------ Supplied records ------

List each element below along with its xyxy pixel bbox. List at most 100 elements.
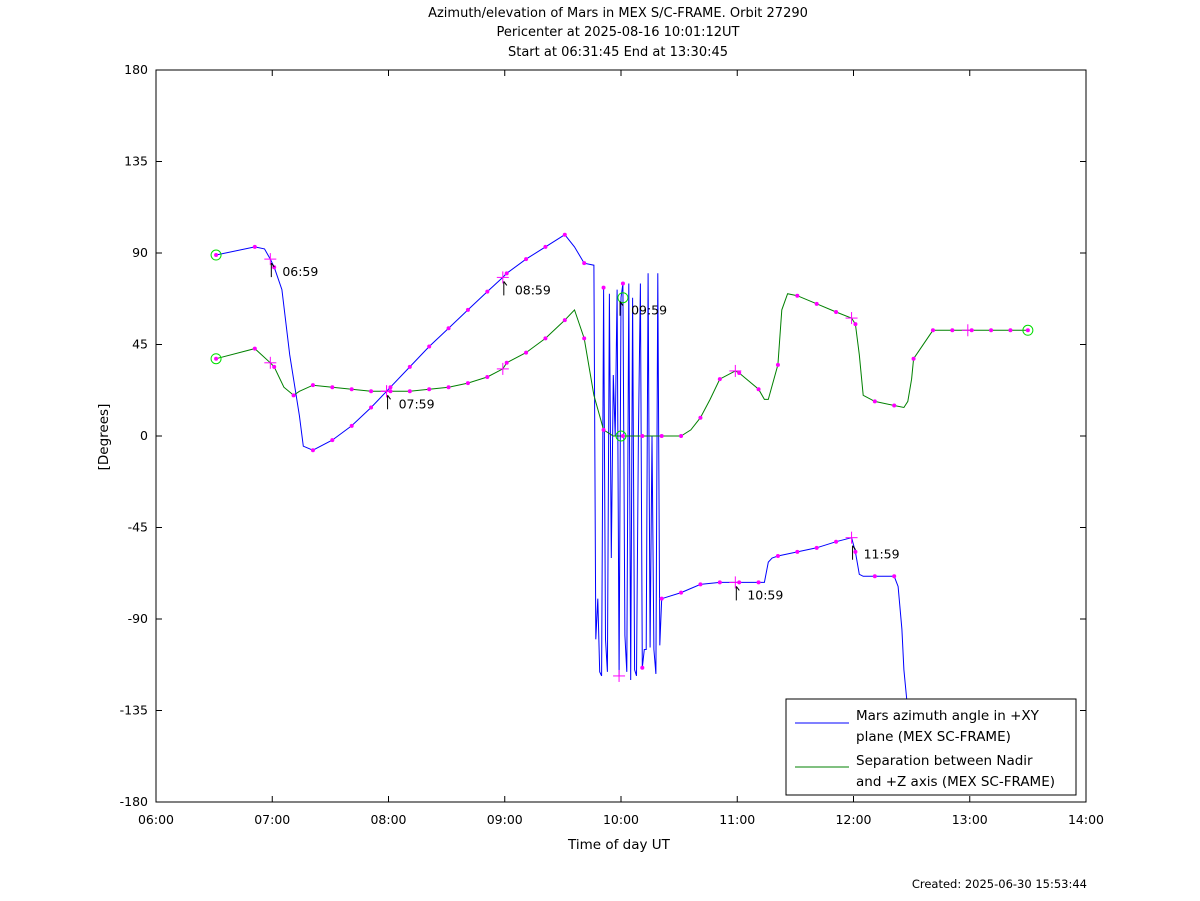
data-point	[252, 346, 257, 351]
data-point	[485, 289, 490, 294]
annotation-label: 11:59	[864, 547, 900, 562]
y-tick-label: -180	[120, 794, 148, 809]
data-point	[892, 574, 897, 579]
hour-marker	[496, 271, 509, 284]
annotation-label: 07:59	[399, 396, 435, 411]
data-point	[407, 389, 412, 394]
data-point	[543, 336, 548, 341]
x-axis-label: Time of day UT	[567, 837, 671, 853]
data-point	[698, 415, 703, 420]
pericenter-marker	[615, 430, 627, 442]
pericenter-marker	[617, 292, 629, 304]
data-point	[272, 364, 277, 369]
data-point	[601, 285, 606, 290]
data-point	[214, 356, 219, 361]
data-point	[291, 393, 296, 398]
hour-marker	[845, 531, 858, 544]
plot-markers	[210, 232, 1034, 716]
y-tick-label: 90	[132, 245, 148, 260]
y-tick-label: -90	[128, 611, 148, 626]
annotation-arrow	[619, 301, 624, 307]
data-point	[310, 383, 315, 388]
annotation-arrow	[270, 262, 275, 268]
x-axis-ticks: 06:00 07:00 08:00 09:00 10:00 11:00 12:00 13:00…	[138, 70, 1104, 827]
data-point	[562, 232, 567, 237]
x-tick-label: 11:00	[719, 812, 755, 827]
data-point	[465, 307, 470, 312]
data-point	[446, 326, 451, 331]
hour-marker	[729, 364, 742, 377]
data-point	[911, 356, 916, 361]
data-point	[620, 434, 625, 438]
y-tick-label: 135	[124, 154, 148, 169]
data-point	[562, 318, 567, 323]
annotation-arrow	[503, 281, 508, 286]
data-point	[252, 244, 257, 249]
data-point	[620, 281, 625, 286]
data-point	[407, 364, 412, 369]
created-timestamp: Created: 2025-06-30 15:53:44	[911, 877, 1087, 891]
data-point	[465, 381, 470, 386]
data-point	[330, 385, 335, 390]
chart-title: Azimuth/elevation of Mars in MEX S/C-FRA…	[428, 6, 808, 60]
data-point	[369, 389, 374, 394]
data-point	[659, 596, 664, 601]
data-point	[698, 582, 703, 587]
data-point	[1008, 328, 1013, 333]
data-point	[853, 322, 858, 327]
data-point	[853, 549, 858, 554]
data-point	[795, 293, 800, 298]
data-point	[349, 423, 354, 428]
endpoint-marker	[1022, 324, 1034, 336]
data-point	[717, 377, 722, 382]
endpoint-marker	[210, 249, 222, 261]
endpoint-marker	[210, 353, 222, 365]
data-point	[756, 387, 761, 392]
data-point	[834, 309, 839, 314]
data-point	[892, 403, 897, 408]
data-point	[369, 405, 374, 410]
data-point	[524, 350, 529, 355]
data-point	[737, 370, 742, 375]
data-point	[872, 574, 877, 579]
annotation-arrow	[387, 394, 391, 400]
legend-box	[785, 698, 1077, 796]
hour-marker	[613, 669, 626, 682]
hour-marker	[264, 253, 277, 266]
annotation-label: 08:59	[515, 282, 551, 297]
data-point	[679, 590, 684, 595]
legend-label-azimuth-1: Mars azimuth angle in +XY	[856, 708, 1040, 724]
x-tick-label: 07:00	[254, 812, 290, 827]
plot-series	[215, 234, 1028, 711]
title-line-3: Start at 06:31:45 End at 13:30:45	[508, 45, 728, 60]
title-line-2: Pericenter at 2025-08-16 10:01:12UT	[496, 25, 739, 40]
y-axis-label: [Degrees]	[96, 404, 112, 471]
x-tick-label: 13:00	[952, 812, 988, 827]
series-line-azimuth	[215, 234, 909, 711]
data-point	[872, 399, 877, 404]
data-point	[756, 580, 761, 585]
y-tick-label: 45	[132, 337, 148, 352]
data-point	[834, 539, 839, 544]
data-point	[524, 257, 529, 262]
data-point	[582, 261, 587, 266]
x-tick-label: 12:00	[835, 812, 871, 827]
annotation-label: 10:59	[747, 587, 783, 602]
data-point	[427, 387, 432, 392]
data-point	[582, 336, 587, 341]
data-point	[814, 301, 819, 306]
data-point	[679, 434, 684, 438]
data-point	[388, 389, 393, 394]
data-point	[388, 385, 393, 390]
data-point	[427, 344, 432, 349]
legend-label-separation-1: Separation between Nadir	[856, 753, 1033, 769]
legend: Mars azimuth angle in +XY plane (MEX SC-…	[785, 698, 1077, 796]
y-axis-ticks: 180 135 90 45 0 -45 -90 -135 -180	[120, 62, 1086, 809]
x-tick-label: 08:00	[370, 812, 406, 827]
data-point	[775, 362, 780, 367]
data-point	[775, 553, 780, 558]
x-tick-label: 06:00	[138, 812, 174, 827]
hour-marker	[845, 312, 858, 325]
x-tick-label: 14:00	[1068, 812, 1104, 827]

------

= Requirements =
Reproduce the lines above, changing every "hour-marker" to "time-marker" and leaving everything else untouched. Omit the picture.

= Written reply =
List each element below along with its xyxy pixel bbox. List at most 100 elements.
data-point	[252, 346, 257, 351]
data-point	[485, 289, 490, 294]
annotation-label: 11:59	[864, 547, 900, 562]
y-tick-label: -180	[120, 794, 148, 809]
data-point	[892, 574, 897, 579]
time-marker	[496, 271, 509, 284]
annotation-label: 07:59	[399, 396, 435, 411]
data-point	[407, 389, 412, 394]
data-point	[543, 336, 548, 341]
x-axis-label: Time of day UT	[567, 837, 671, 853]
data-point	[698, 415, 703, 420]
pericenter-marker	[615, 430, 627, 442]
pericenter-marker	[617, 292, 629, 304]
data-point	[272, 364, 277, 369]
data-point	[601, 285, 606, 290]
data-point	[214, 356, 219, 361]
data-point	[291, 393, 296, 398]
time-marker	[845, 531, 858, 544]
plot-markers	[210, 232, 1034, 716]
y-tick-label: 90	[132, 245, 148, 260]
y-tick-label: -90	[128, 611, 148, 626]
annotation-arrow	[619, 301, 624, 307]
data-point	[310, 383, 315, 388]
annotation-arrow	[270, 262, 275, 268]
x-axis-ticks: 06:00 07:00 08:00 09:00 10:00 11:00 12:00 13:00…	[138, 70, 1104, 827]
data-point	[562, 232, 567, 237]
x-tick-label: 11:00	[719, 812, 755, 827]
data-point	[465, 307, 470, 312]
data-point	[446, 326, 451, 331]
time-marker	[729, 364, 742, 377]
data-point	[911, 356, 916, 361]
data-point	[620, 434, 625, 438]
y-tick-label: 135	[124, 154, 148, 169]
data-point	[562, 318, 567, 323]
annotation-arrow	[503, 281, 508, 286]
data-point	[252, 244, 257, 249]
data-point	[620, 281, 625, 286]
data-point	[407, 364, 412, 369]
created-timestamp: Created: 2025-06-30 15:53:44	[911, 877, 1087, 891]
data-point	[465, 381, 470, 386]
data-point	[330, 385, 335, 390]
chart-title: Azimuth/elevation of Mars in MEX S/C-FRA…	[428, 6, 808, 60]
data-point	[369, 389, 374, 394]
data-point	[659, 596, 664, 601]
data-point	[698, 582, 703, 587]
data-point	[1008, 328, 1013, 333]
data-point	[853, 322, 858, 327]
data-point	[853, 549, 858, 554]
data-point	[795, 293, 800, 298]
data-point	[349, 423, 354, 428]
endpoint-marker	[1022, 324, 1034, 336]
data-point	[717, 377, 722, 382]
endpoint-marker	[210, 249, 222, 261]
endpoint-marker	[210, 353, 222, 365]
data-point	[756, 387, 761, 392]
data-point	[834, 309, 839, 314]
data-point	[892, 403, 897, 408]
data-point	[369, 405, 374, 410]
data-point	[524, 350, 529, 355]
data-point	[737, 370, 742, 375]
data-point	[872, 574, 877, 579]
annotation-arrow	[387, 394, 391, 400]
legend-box	[785, 698, 1077, 796]
time-marker	[613, 669, 626, 682]
time-marker	[264, 253, 277, 266]
annotation-label: 08:59	[515, 282, 551, 297]
data-point	[679, 590, 684, 595]
legend-label-azimuth-1: Mars azimuth angle in +XY	[856, 708, 1040, 724]
x-tick-label: 07:00	[254, 812, 290, 827]
plot-series	[215, 234, 1028, 711]
title-line-3: Start at 06:31:45 End at 13:30:45	[508, 45, 728, 60]
title-line-2: Pericenter at 2025-08-16 10:01:12UT	[496, 25, 739, 40]
y-axis-label: [Degrees]	[96, 404, 112, 471]
x-tick-label: 13:00	[952, 812, 988, 827]
series-line-azimuth	[215, 234, 909, 711]
data-point	[872, 399, 877, 404]
data-point	[756, 580, 761, 585]
y-tick-label: 45	[132, 337, 148, 352]
data-point	[834, 539, 839, 544]
data-point	[524, 257, 529, 262]
data-point	[582, 261, 587, 266]
x-tick-label: 12:00	[835, 812, 871, 827]
annotation-label: 10:59	[747, 587, 783, 602]
data-point	[427, 387, 432, 392]
data-point	[582, 336, 587, 341]
data-point	[814, 301, 819, 306]
data-point	[679, 434, 684, 438]
data-point	[388, 389, 393, 394]
data-point	[388, 385, 393, 390]
data-point	[427, 344, 432, 349]
legend-label-separation-1: Separation between Nadir	[856, 753, 1033, 769]
legend: Mars azimuth angle in +XY plane (MEX SC-…	[785, 698, 1077, 796]
y-axis-ticks: 180 135 90 45 0 -45 -90 -135 -180	[120, 62, 1086, 809]
x-tick-label: 08:00	[370, 812, 406, 827]
data-point	[775, 362, 780, 367]
data-point	[775, 553, 780, 558]
x-tick-label: 06:00	[138, 812, 174, 827]
time-marker	[845, 312, 858, 325]
x-tick-label: 14:00	[1068, 812, 1104, 827]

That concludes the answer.